## [Given entries]
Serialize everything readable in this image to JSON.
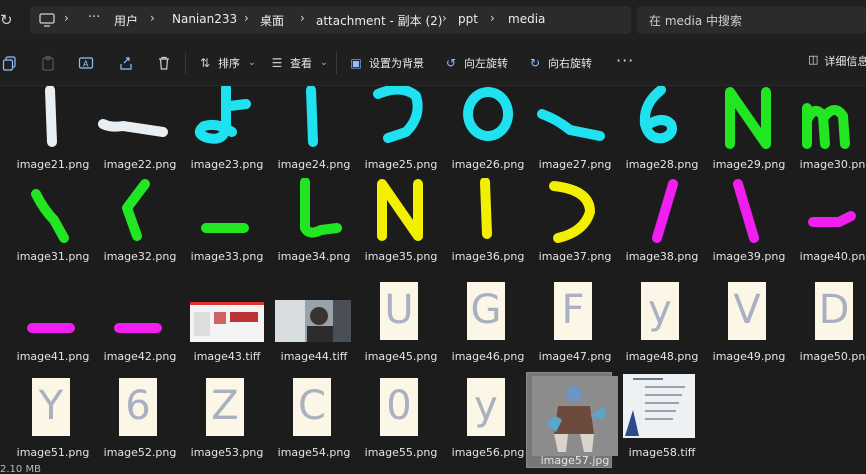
{
  "address": {
    "crumbs": [
      "用户",
      "Nanian233",
      "桌面",
      "attachment - 副本 (2)",
      "ppt",
      "media"
    ],
    "search_placeholder": "在 media 中搜索"
  },
  "toolbar": {
    "sort_label": "排序",
    "view_label": "查看",
    "set_bg_label": "设置为背景",
    "rotate_left_label": "向左旋转",
    "rotate_right_label": "向右旋转",
    "details_label": "详细信息"
  },
  "files": [
    {
      "name": "image21.png",
      "kind": "stroke",
      "color": "#e8eef2",
      "shape": "vbar"
    },
    {
      "name": "image22.png",
      "kind": "stroke",
      "color": "#e8eef2",
      "shape": "hook"
    },
    {
      "name": "image23.png",
      "kind": "stroke",
      "color": "#1fe1f0",
      "shape": "yo"
    },
    {
      "name": "image24.png",
      "kind": "stroke",
      "color": "#1fe1f0",
      "shape": "vbar"
    },
    {
      "name": "image25.png",
      "kind": "stroke",
      "color": "#1fe1f0",
      "shape": "seven"
    },
    {
      "name": "image26.png",
      "kind": "stroke",
      "color": "#1fe1f0",
      "shape": "circle"
    },
    {
      "name": "image27.png",
      "kind": "stroke",
      "color": "#1fe1f0",
      "shape": "dash"
    },
    {
      "name": "image28.png",
      "kind": "stroke",
      "color": "#1fe1f0",
      "shape": "six"
    },
    {
      "name": "image29.png",
      "kind": "stroke",
      "color": "#22e622",
      "shape": "N"
    },
    {
      "name": "image30.png",
      "kind": "stroke",
      "color": "#22e622",
      "shape": "m"
    },
    {
      "name": "image31.png",
      "kind": "stroke",
      "color": "#22e622",
      "shape": "slash"
    },
    {
      "name": "image32.png",
      "kind": "stroke",
      "color": "#22e622",
      "shape": "lt"
    },
    {
      "name": "image33.png",
      "kind": "stroke",
      "color": "#22e622",
      "shape": "low"
    },
    {
      "name": "image34.png",
      "kind": "stroke",
      "color": "#22e622",
      "shape": "L"
    },
    {
      "name": "image35.png",
      "kind": "stroke",
      "color": "#f2f000",
      "shape": "N"
    },
    {
      "name": "image36.png",
      "kind": "stroke",
      "color": "#f2f000",
      "shape": "vbar"
    },
    {
      "name": "image37.png",
      "kind": "stroke",
      "color": "#f2f000",
      "shape": "D"
    },
    {
      "name": "image38.png",
      "kind": "stroke",
      "color": "#f01ef0",
      "shape": "fslash"
    },
    {
      "name": "image39.png",
      "kind": "stroke",
      "color": "#f01ef0",
      "shape": "bslash"
    },
    {
      "name": "image40.png",
      "kind": "stroke",
      "color": "#f01ef0",
      "shape": "tick"
    },
    {
      "name": "image41.png",
      "kind": "stroke",
      "color": "#f01ef0",
      "shape": "low"
    },
    {
      "name": "image42.png",
      "kind": "stroke",
      "color": "#f01ef0",
      "shape": "low"
    },
    {
      "name": "image43.tiff",
      "kind": "screenshot"
    },
    {
      "name": "image44.tiff",
      "kind": "photo"
    },
    {
      "name": "image45.png",
      "kind": "letter",
      "char": "U"
    },
    {
      "name": "image46.png",
      "kind": "letter",
      "char": "G"
    },
    {
      "name": "image47.png",
      "kind": "letter",
      "char": "F"
    },
    {
      "name": "image48.png",
      "kind": "letter",
      "char": "y"
    },
    {
      "name": "image49.png",
      "kind": "letter",
      "char": "V"
    },
    {
      "name": "image50.png",
      "kind": "letter",
      "char": "D"
    },
    {
      "name": "image51.png",
      "kind": "letter",
      "char": "Y"
    },
    {
      "name": "image52.png",
      "kind": "letter",
      "char": "6"
    },
    {
      "name": "image53.png",
      "kind": "letter",
      "char": "Z"
    },
    {
      "name": "image54.png",
      "kind": "letter",
      "char": "C"
    },
    {
      "name": "image55.png",
      "kind": "letter",
      "char": "0"
    },
    {
      "name": "image56.png",
      "kind": "letter",
      "char": "y"
    },
    {
      "name": "image57.jpg",
      "kind": "character",
      "selected": true
    },
    {
      "name": "image58.tiff",
      "kind": "document"
    }
  ],
  "status": {
    "text": "2.10 MB"
  }
}
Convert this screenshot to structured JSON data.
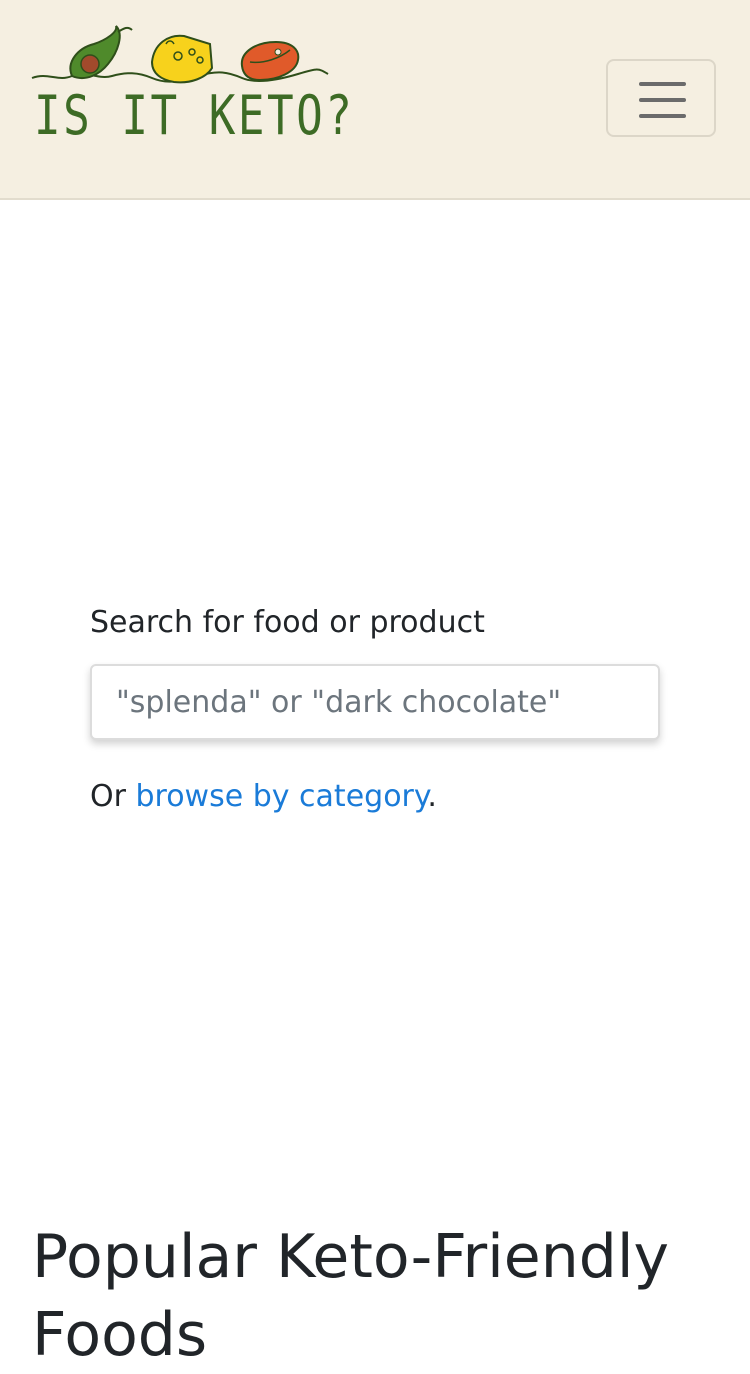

## [Your goal]
Each entry must be retyped word for word, with every image omitted.

## [Solution to the problem]
Serialize everything readable in this image to JSON.
{
  "address": {
    "crumbs": [
      "用户",
      "Nanian233",
      "桌面",
      "attachment - 副本 (2)",
      "ppt",
      "media"
    ],
    "search_placeholder": "在 media 中搜索"
  },
  "toolbar": {
    "sort_label": "排序",
    "view_label": "查看",
    "set_bg_label": "设置为背景",
    "rotate_left_label": "向左旋转",
    "rotate_right_label": "向右旋转",
    "details_label": "详细信息"
  },
  "files": [
    {
      "name": "image21.png",
      "kind": "stroke",
      "color": "#e8eef2",
      "shape": "vbar"
    },
    {
      "name": "image22.png",
      "kind": "stroke",
      "color": "#e8eef2",
      "shape": "hook"
    },
    {
      "name": "image23.png",
      "kind": "stroke",
      "color": "#1fe1f0",
      "shape": "yo"
    },
    {
      "name": "image24.png",
      "kind": "stroke",
      "color": "#1fe1f0",
      "shape": "vbar"
    },
    {
      "name": "image25.png",
      "kind": "stroke",
      "color": "#1fe1f0",
      "shape": "seven"
    },
    {
      "name": "image26.png",
      "kind": "stroke",
      "color": "#1fe1f0",
      "shape": "circle"
    },
    {
      "name": "image27.png",
      "kind": "stroke",
      "color": "#1fe1f0",
      "shape": "dash"
    },
    {
      "name": "image28.png",
      "kind": "stroke",
      "color": "#1fe1f0",
      "shape": "six"
    },
    {
      "name": "image29.png",
      "kind": "stroke",
      "color": "#22e622",
      "shape": "N"
    },
    {
      "name": "image30.png",
      "kind": "stroke",
      "color": "#22e622",
      "shape": "m"
    },
    {
      "name": "image31.png",
      "kind": "stroke",
      "color": "#22e622",
      "shape": "slash"
    },
    {
      "name": "image32.png",
      "kind": "stroke",
      "color": "#22e622",
      "shape": "lt"
    },
    {
      "name": "image33.png",
      "kind": "stroke",
      "color": "#22e622",
      "shape": "low"
    },
    {
      "name": "image34.png",
      "kind": "stroke",
      "color": "#22e622",
      "shape": "L"
    },
    {
      "name": "image35.png",
      "kind": "stroke",
      "color": "#f2f000",
      "shape": "N"
    },
    {
      "name": "image36.png",
      "kind": "stroke",
      "color": "#f2f000",
      "shape": "vbar"
    },
    {
      "name": "image37.png",
      "kind": "stroke",
      "color": "#f2f000",
      "shape": "D"
    },
    {
      "name": "image38.png",
      "kind": "stroke",
      "color": "#f01ef0",
      "shape": "fslash"
    },
    {
      "name": "image39.png",
      "kind": "stroke",
      "color": "#f01ef0",
      "shape": "bslash"
    },
    {
      "name": "image40.png",
      "kind": "stroke",
      "color": "#f01ef0",
      "shape": "tick"
    },
    {
      "name": "image41.png",
      "kind": "stroke",
      "color": "#f01ef0",
      "shape": "low"
    },
    {
      "name": "image42.png",
      "kind": "stroke",
      "color": "#f01ef0",
      "shape": "low"
    },
    {
      "name": "image43.tiff",
      "kind": "screenshot"
    },
    {
      "name": "image44.tiff",
      "kind": "photo"
    },
    {
      "name": "image45.png",
      "kind": "letter",
      "char": "U"
    },
    {
      "name": "image46.png",
      "kind": "letter",
      "char": "G"
    },
    {
      "name": "image47.png",
      "kind": "letter",
      "char": "F"
    },
    {
      "name": "image48.png",
      "kind": "letter",
      "char": "y"
    },
    {
      "name": "image49.png",
      "kind": "letter",
      "char": "V"
    },
    {
      "name": "image50.png",
      "kind": "letter",
      "char": "D"
    },
    {
      "name": "image51.png",
      "kind": "letter",
      "char": "Y"
    },
    {
      "name": "image52.png",
      "kind": "letter",
      "char": "6"
    },
    {
      "name": "image53.png",
      "kind": "letter",
      "char": "Z"
    },
    {
      "name": "image54.png",
      "kind": "letter",
      "char": "C"
    },
    {
      "name": "image55.png",
      "kind": "letter",
      "char": "0"
    },
    {
      "name": "image56.png",
      "kind": "letter",
      "char": "y"
    },
    {
      "name": "image57.jpg",
      "kind": "character",
      "selected": true
    },
    {
      "name": "image58.tiff",
      "kind": "document"
    }
  ],
  "status": {
    "text": "2.10 MB"
  }
}
Convert this screenshot to structured JSON data.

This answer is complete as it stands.